Pull every line that holds the word "重庆市市政设计研究院有限公司" from the entries.

========

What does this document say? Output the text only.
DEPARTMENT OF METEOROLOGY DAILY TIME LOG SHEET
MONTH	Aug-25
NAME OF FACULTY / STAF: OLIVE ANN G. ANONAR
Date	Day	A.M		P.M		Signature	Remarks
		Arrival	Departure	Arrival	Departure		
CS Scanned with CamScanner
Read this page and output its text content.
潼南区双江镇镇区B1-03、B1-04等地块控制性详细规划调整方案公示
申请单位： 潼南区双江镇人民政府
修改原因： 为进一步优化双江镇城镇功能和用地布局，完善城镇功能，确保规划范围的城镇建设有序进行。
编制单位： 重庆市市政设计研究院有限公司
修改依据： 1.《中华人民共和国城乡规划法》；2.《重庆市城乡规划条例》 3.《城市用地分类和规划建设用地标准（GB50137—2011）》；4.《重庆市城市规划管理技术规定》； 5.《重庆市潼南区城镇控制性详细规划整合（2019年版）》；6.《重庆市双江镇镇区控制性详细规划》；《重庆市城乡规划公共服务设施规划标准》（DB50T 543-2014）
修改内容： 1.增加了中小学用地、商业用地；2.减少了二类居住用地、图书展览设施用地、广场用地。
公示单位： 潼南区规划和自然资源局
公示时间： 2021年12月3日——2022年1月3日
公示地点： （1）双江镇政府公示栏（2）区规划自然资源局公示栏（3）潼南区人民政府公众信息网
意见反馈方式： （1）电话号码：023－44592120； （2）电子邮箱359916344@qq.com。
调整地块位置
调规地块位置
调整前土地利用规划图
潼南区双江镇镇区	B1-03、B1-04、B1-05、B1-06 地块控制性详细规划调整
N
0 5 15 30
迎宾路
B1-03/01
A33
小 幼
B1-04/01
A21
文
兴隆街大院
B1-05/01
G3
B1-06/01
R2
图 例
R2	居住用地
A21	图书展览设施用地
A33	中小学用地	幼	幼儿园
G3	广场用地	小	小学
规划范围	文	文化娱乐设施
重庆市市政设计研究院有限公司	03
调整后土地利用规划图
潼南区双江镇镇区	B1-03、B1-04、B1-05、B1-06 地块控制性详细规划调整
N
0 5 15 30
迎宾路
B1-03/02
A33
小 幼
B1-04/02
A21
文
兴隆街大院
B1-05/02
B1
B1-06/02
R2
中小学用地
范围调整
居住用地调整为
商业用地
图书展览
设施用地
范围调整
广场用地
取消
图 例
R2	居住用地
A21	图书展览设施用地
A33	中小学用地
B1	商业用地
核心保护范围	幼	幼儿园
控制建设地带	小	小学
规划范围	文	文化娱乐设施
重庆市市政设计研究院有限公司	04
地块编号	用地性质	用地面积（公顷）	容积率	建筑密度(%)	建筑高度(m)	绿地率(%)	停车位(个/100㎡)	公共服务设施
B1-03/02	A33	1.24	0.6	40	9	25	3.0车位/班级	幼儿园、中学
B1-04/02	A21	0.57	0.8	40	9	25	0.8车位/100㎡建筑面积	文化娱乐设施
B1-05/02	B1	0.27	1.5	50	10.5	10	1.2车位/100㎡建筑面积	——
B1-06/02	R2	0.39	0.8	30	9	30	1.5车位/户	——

========

_SOLUTION TO THIS TASK_.
编制单位： 重庆市市政设计研究院有限公司
重庆市市政设计研究院有限公司	03
重庆市市政设计研究院有限公司	04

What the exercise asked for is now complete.